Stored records
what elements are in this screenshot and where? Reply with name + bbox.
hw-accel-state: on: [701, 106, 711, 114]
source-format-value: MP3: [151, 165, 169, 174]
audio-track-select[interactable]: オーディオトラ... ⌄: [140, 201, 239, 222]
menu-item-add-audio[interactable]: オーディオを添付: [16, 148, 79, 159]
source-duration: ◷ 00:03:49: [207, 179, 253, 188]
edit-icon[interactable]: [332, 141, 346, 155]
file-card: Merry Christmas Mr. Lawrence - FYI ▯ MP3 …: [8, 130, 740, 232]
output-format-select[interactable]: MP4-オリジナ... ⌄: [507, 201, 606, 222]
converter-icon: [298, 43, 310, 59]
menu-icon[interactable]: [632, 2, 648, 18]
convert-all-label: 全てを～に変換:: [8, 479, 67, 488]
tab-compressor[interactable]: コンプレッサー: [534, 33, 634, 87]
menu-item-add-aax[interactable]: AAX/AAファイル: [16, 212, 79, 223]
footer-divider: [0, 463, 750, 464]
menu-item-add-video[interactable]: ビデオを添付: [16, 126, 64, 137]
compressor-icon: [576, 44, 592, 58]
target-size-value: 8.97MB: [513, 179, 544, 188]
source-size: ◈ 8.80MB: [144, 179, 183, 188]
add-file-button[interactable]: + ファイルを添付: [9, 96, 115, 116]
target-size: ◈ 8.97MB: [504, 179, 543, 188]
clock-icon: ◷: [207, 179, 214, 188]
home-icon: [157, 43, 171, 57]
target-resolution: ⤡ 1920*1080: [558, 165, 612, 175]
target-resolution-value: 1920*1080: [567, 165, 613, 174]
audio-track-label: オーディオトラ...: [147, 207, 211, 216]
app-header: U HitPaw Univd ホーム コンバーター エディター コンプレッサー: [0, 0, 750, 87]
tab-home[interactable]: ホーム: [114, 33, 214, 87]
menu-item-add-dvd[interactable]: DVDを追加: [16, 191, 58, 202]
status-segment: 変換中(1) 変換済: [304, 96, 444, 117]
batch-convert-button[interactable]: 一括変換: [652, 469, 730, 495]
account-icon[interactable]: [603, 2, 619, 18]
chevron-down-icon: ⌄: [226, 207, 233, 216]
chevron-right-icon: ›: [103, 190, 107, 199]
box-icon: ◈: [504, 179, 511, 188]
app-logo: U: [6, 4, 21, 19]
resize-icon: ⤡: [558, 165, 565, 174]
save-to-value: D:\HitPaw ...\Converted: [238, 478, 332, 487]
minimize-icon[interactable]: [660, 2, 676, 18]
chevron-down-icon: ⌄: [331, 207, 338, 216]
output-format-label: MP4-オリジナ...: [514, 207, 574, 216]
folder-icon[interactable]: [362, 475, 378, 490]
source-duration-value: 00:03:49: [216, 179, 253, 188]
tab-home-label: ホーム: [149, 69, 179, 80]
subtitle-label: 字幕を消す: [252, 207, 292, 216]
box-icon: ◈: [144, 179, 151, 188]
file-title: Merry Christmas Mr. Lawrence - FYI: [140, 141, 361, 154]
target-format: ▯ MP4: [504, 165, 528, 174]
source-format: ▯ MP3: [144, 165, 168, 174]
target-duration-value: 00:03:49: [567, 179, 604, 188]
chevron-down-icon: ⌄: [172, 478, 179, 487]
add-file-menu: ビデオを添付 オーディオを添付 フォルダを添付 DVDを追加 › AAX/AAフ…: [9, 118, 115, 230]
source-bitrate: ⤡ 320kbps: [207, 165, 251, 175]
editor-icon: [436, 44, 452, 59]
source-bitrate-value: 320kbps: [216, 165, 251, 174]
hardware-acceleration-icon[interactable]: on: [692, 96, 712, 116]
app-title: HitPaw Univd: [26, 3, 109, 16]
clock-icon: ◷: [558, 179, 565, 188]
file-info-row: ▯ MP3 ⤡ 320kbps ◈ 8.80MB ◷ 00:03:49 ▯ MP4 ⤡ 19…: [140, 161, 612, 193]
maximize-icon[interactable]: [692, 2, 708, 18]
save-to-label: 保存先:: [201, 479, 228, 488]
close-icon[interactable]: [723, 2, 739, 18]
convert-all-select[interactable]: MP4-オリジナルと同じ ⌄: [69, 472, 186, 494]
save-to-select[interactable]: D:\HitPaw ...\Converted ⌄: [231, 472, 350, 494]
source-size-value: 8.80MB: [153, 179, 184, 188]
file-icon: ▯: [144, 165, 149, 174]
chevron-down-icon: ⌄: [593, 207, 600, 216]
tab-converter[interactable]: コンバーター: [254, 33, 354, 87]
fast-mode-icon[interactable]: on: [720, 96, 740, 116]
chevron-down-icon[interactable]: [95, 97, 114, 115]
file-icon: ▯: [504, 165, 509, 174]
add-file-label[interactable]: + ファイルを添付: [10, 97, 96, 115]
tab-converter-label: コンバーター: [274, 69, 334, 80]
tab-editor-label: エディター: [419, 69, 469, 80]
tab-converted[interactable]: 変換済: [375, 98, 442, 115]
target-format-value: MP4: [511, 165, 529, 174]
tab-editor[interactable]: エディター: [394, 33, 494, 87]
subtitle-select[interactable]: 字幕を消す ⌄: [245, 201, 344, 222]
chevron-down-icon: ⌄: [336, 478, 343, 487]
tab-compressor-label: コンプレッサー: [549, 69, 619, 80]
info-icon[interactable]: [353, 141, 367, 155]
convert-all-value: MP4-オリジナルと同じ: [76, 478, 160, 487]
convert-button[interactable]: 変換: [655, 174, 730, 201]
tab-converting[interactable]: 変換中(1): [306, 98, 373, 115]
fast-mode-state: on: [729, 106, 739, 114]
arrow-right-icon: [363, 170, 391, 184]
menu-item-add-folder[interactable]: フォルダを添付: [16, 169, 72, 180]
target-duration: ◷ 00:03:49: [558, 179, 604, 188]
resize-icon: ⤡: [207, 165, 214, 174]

| Work to do |
Print each line of the material above verbatim, keeping the original order and altering nothing.

| Task solution |
what elements are in this screenshot and where? Reply with name + bbox.
hw-accel-state: on: [701, 106, 711, 114]
source-format-value: MP3: [151, 165, 169, 174]
audio-track-select[interactable]: オーディオトラ... ⌄: [140, 201, 239, 222]
menu-item-add-audio[interactable]: オーディオを添付: [16, 148, 79, 159]
source-duration: ◷ 00:03:49: [207, 179, 253, 188]
edit-icon[interactable]: [332, 141, 346, 155]
file-card: Merry Christmas Mr. Lawrence - FYI ▯ MP3 …: [8, 130, 740, 232]
output-format-select[interactable]: MP4-オリジナ... ⌄: [507, 201, 606, 222]
converter-icon: [298, 43, 310, 59]
menu-icon[interactable]: [632, 2, 648, 18]
convert-all-label: 全てを～に変換:: [8, 479, 67, 488]
tab-compressor[interactable]: コンプレッサー: [534, 33, 634, 87]
menu-item-add-aax[interactable]: AAX/AAファイル: [16, 212, 79, 223]
footer-divider: [0, 463, 750, 464]
menu-item-add-video[interactable]: ビデオを添付: [16, 126, 64, 137]
compressor-icon: [576, 44, 592, 58]
target-size-value: 8.97MB: [513, 179, 544, 188]
source-size: ◈ 8.80MB: [144, 179, 183, 188]
add-file-button[interactable]: + ファイルを添付: [9, 96, 115, 116]
target-size: ◈ 8.97MB: [504, 179, 543, 188]
clock-icon: ◷: [207, 179, 214, 188]
home-icon: [157, 43, 171, 57]
target-resolution: ⤡ 1920*1080: [558, 165, 612, 175]
target-resolution-value: 1920*1080: [567, 165, 613, 174]
audio-track-label: オーディオトラ...: [147, 207, 211, 216]
app-header: U HitPaw Univd ホーム コンバーター エディター コンプレッサー: [0, 0, 750, 87]
tab-home[interactable]: ホーム: [114, 33, 214, 87]
menu-item-add-dvd[interactable]: DVDを追加: [16, 191, 58, 202]
status-segment: 変換中(1) 変換済: [304, 96, 444, 117]
batch-convert-button[interactable]: 一括変換: [652, 469, 730, 495]
account-icon[interactable]: [603, 2, 619, 18]
chevron-down-icon: ⌄: [226, 207, 233, 216]
chevron-right-icon: ›: [103, 190, 107, 199]
box-icon: ◈: [504, 179, 511, 188]
app-logo: U: [6, 4, 21, 19]
resize-icon: ⤡: [558, 165, 565, 174]
save-to-value: D:\HitPaw ...\Converted: [238, 478, 332, 487]
minimize-icon[interactable]: [660, 2, 676, 18]
chevron-down-icon: ⌄: [331, 207, 338, 216]
output-format-label: MP4-オリジナ...: [514, 207, 574, 216]
folder-icon[interactable]: [362, 475, 378, 490]
source-duration-value: 00:03:49: [216, 179, 253, 188]
tab-home-label: ホーム: [149, 69, 179, 80]
subtitle-label: 字幕を消す: [252, 207, 292, 216]
box-icon: ◈: [144, 179, 151, 188]
file-title: Merry Christmas Mr. Lawrence - FYI: [140, 141, 361, 154]
target-format: ▯ MP4: [504, 165, 528, 174]
source-format: ▯ MP3: [144, 165, 168, 174]
target-duration-value: 00:03:49: [567, 179, 604, 188]
chevron-down-icon: ⌄: [172, 478, 179, 487]
add-file-menu: ビデオを添付 オーディオを添付 フォルダを添付 DVDを追加 › AAX/AAフ…: [9, 118, 115, 230]
source-bitrate: ⤡ 320kbps: [207, 165, 251, 175]
editor-icon: [436, 44, 452, 59]
source-bitrate-value: 320kbps: [216, 165, 251, 174]
hardware-acceleration-icon[interactable]: on: [692, 96, 712, 116]
app-title: HitPaw Univd: [26, 3, 109, 16]
clock-icon: ◷: [558, 179, 565, 188]
file-info-row: ▯ MP3 ⤡ 320kbps ◈ 8.80MB ◷ 00:03:49 ▯ MP4 ⤡ 19…: [140, 161, 612, 193]
maximize-icon[interactable]: [692, 2, 708, 18]
save-to-label: 保存先:: [201, 479, 228, 488]
close-icon[interactable]: [723, 2, 739, 18]
convert-all-select[interactable]: MP4-オリジナルと同じ ⌄: [69, 472, 186, 494]
save-to-select[interactable]: D:\HitPaw ...\Converted ⌄: [231, 472, 350, 494]
source-size-value: 8.80MB: [153, 179, 184, 188]
file-icon: ▯: [144, 165, 149, 174]
chevron-down-icon: ⌄: [593, 207, 600, 216]
tab-converter[interactable]: コンバーター: [254, 33, 354, 87]
fast-mode-icon[interactable]: on: [720, 96, 740, 116]
chevron-down-icon[interactable]: [95, 97, 114, 115]
file-icon: ▯: [504, 165, 509, 174]
add-file-label[interactable]: + ファイルを添付: [10, 97, 96, 115]
tab-converter-label: コンバーター: [274, 69, 334, 80]
tab-editor-label: エディター: [419, 69, 469, 80]
tab-converted[interactable]: 変換済: [375, 98, 442, 115]
target-format-value: MP4: [511, 165, 529, 174]
tab-editor[interactable]: エディター: [394, 33, 494, 87]
subtitle-select[interactable]: 字幕を消す ⌄: [245, 201, 344, 222]
chevron-down-icon: ⌄: [336, 478, 343, 487]
tab-compressor-label: コンプレッサー: [549, 69, 619, 80]
info-icon[interactable]: [353, 141, 367, 155]
convert-all-value: MP4-オリジナルと同じ: [76, 478, 160, 487]
convert-button[interactable]: 変換: [655, 174, 730, 201]
tab-converting[interactable]: 変換中(1): [306, 98, 373, 115]
fast-mode-state: on: [729, 106, 739, 114]
arrow-right-icon: [363, 170, 391, 184]
menu-item-add-folder[interactable]: フォルダを添付: [16, 169, 72, 180]
target-duration: ◷ 00:03:49: [558, 179, 604, 188]
resize-icon: ⤡: [207, 165, 214, 174]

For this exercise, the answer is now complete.